SHORT PROBLEM: Output the lines from the start of the records through the line that contains "taskbar-button[interactable]: Total Commander" as a JSON list of strings, one string per line, leaving out any blank lines.

EXTRACTED MATERIAL:
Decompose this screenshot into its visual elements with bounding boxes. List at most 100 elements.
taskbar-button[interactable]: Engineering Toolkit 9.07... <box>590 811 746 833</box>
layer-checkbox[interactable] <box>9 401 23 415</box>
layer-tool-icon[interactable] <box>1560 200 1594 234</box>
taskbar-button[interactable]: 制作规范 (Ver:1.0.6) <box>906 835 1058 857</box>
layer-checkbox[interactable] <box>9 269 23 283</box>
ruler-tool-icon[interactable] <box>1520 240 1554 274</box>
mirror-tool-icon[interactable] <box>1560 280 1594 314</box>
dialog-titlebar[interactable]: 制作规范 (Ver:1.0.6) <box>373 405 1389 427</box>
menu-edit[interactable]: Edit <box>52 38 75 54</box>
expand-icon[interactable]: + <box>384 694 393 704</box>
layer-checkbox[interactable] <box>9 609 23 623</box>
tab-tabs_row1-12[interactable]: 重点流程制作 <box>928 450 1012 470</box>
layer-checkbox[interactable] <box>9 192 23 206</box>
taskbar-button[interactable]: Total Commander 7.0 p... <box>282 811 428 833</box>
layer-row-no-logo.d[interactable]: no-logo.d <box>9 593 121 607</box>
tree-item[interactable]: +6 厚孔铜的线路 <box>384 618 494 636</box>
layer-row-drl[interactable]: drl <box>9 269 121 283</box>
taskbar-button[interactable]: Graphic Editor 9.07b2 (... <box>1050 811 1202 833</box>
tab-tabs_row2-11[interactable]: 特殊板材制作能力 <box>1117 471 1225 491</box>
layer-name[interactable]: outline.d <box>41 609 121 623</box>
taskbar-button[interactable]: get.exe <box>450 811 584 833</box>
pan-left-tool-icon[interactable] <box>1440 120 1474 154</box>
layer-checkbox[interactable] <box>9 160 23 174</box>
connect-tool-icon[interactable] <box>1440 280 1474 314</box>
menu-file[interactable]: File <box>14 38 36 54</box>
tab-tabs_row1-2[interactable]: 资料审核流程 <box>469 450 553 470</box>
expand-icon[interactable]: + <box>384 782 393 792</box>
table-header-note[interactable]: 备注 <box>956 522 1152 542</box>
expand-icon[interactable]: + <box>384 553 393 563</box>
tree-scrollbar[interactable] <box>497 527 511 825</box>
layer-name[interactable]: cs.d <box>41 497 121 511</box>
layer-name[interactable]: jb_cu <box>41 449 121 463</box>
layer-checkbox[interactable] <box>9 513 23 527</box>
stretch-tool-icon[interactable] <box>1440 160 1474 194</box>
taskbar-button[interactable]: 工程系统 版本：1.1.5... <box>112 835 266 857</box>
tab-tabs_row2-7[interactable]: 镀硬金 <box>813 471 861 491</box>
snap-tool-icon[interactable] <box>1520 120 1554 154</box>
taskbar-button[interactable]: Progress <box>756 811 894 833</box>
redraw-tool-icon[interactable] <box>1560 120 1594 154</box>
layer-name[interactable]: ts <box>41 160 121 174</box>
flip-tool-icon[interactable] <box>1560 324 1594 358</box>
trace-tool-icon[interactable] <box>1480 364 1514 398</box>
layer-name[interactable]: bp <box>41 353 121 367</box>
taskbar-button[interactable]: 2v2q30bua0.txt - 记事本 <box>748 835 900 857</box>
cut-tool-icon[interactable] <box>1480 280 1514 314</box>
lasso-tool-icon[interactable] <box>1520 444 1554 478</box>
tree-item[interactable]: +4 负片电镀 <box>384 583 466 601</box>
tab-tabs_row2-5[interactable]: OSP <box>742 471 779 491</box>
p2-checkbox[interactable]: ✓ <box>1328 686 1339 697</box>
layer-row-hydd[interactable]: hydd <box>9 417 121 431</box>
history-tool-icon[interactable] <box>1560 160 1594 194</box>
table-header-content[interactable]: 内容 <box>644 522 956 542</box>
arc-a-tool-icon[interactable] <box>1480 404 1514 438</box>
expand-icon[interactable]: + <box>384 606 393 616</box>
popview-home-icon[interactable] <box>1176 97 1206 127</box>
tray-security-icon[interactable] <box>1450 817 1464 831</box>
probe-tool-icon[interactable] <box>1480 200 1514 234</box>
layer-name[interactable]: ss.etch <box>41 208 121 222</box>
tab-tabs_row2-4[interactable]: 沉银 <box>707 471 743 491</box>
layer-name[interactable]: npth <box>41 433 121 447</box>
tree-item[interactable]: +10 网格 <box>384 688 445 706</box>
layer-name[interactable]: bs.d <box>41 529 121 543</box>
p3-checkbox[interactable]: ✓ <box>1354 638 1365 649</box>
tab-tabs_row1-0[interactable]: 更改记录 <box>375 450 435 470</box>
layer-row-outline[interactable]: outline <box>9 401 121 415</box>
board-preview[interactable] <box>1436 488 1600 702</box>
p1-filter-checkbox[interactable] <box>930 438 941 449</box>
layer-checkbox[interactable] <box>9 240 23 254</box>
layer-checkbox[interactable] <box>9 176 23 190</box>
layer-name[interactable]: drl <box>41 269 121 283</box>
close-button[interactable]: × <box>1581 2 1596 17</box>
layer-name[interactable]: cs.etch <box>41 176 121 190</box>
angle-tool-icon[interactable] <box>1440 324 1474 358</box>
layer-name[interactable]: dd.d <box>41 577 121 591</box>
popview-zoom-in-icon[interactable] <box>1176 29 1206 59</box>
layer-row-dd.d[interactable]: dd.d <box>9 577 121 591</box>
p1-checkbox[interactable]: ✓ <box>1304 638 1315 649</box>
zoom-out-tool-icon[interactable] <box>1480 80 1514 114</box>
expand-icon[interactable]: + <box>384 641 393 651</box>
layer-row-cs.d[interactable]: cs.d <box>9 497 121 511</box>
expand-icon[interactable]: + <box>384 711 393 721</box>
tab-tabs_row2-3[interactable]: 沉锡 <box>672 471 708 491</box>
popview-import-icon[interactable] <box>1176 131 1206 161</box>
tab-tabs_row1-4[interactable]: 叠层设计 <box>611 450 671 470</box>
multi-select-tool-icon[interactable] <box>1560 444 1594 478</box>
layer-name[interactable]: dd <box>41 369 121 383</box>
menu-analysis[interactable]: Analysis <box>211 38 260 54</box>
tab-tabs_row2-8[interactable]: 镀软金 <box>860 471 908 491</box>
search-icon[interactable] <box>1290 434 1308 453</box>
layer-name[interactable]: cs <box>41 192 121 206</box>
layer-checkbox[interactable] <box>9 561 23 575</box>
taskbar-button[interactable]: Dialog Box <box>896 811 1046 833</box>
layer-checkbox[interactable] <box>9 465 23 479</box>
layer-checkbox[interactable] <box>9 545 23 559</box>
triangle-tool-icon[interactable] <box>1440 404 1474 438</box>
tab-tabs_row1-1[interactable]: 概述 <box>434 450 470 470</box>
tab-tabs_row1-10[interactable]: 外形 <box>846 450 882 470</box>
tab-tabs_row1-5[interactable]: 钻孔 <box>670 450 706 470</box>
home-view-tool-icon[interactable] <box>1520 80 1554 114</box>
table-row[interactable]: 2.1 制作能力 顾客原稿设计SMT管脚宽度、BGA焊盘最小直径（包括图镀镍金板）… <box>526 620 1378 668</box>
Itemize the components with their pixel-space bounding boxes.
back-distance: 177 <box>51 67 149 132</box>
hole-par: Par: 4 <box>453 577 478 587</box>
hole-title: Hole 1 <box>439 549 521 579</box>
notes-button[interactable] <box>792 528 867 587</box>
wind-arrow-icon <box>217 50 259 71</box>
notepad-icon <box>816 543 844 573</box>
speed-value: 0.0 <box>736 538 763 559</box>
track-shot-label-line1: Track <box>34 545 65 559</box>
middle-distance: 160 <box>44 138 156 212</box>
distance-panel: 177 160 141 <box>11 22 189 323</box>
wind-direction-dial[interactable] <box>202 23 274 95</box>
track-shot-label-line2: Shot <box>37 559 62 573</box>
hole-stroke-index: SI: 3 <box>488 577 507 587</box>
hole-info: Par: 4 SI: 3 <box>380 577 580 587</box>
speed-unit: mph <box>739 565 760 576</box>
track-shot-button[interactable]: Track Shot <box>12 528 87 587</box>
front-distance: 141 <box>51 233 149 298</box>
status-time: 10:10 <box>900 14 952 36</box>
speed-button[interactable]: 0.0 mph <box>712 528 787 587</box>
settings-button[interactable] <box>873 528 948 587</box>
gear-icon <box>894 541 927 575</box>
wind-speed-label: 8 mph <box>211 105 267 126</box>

SOLVED PROBLEM:
[
  "Decompose this screenshot into its visual elements with bounding boxes. List at most 100 elements.",
  "taskbar-button[interactable]: Engineering Toolkit 9.07... <box>590 811 746 833</box>",
  "layer-checkbox[interactable] <box>9 401 23 415</box>",
  "layer-tool-icon[interactable] <box>1560 200 1594 234</box>",
  "taskbar-button[interactable]: 制作规范 (Ver:1.0.6) <box>906 835 1058 857</box>",
  "layer-checkbox[interactable] <box>9 269 23 283</box>",
  "ruler-tool-icon[interactable] <box>1520 240 1554 274</box>",
  "mirror-tool-icon[interactable] <box>1560 280 1594 314</box>",
  "dialog-titlebar[interactable]: 制作规范 (Ver:1.0.6) <box>373 405 1389 427</box>",
  "menu-edit[interactable]: Edit <box>52 38 75 54</box>",
  "expand-icon[interactable]: + <box>384 694 393 704</box>",
  "layer-checkbox[interactable] <box>9 609 23 623</box>",
  "tab-tabs_row1-12[interactable]: 重点流程制作 <box>928 450 1012 470</box>",
  "layer-checkbox[interactable] <box>9 192 23 206</box>",
  "taskbar-button[interactable]: Total Commander 7.0 p... <box>282 811 428 833</box>"
]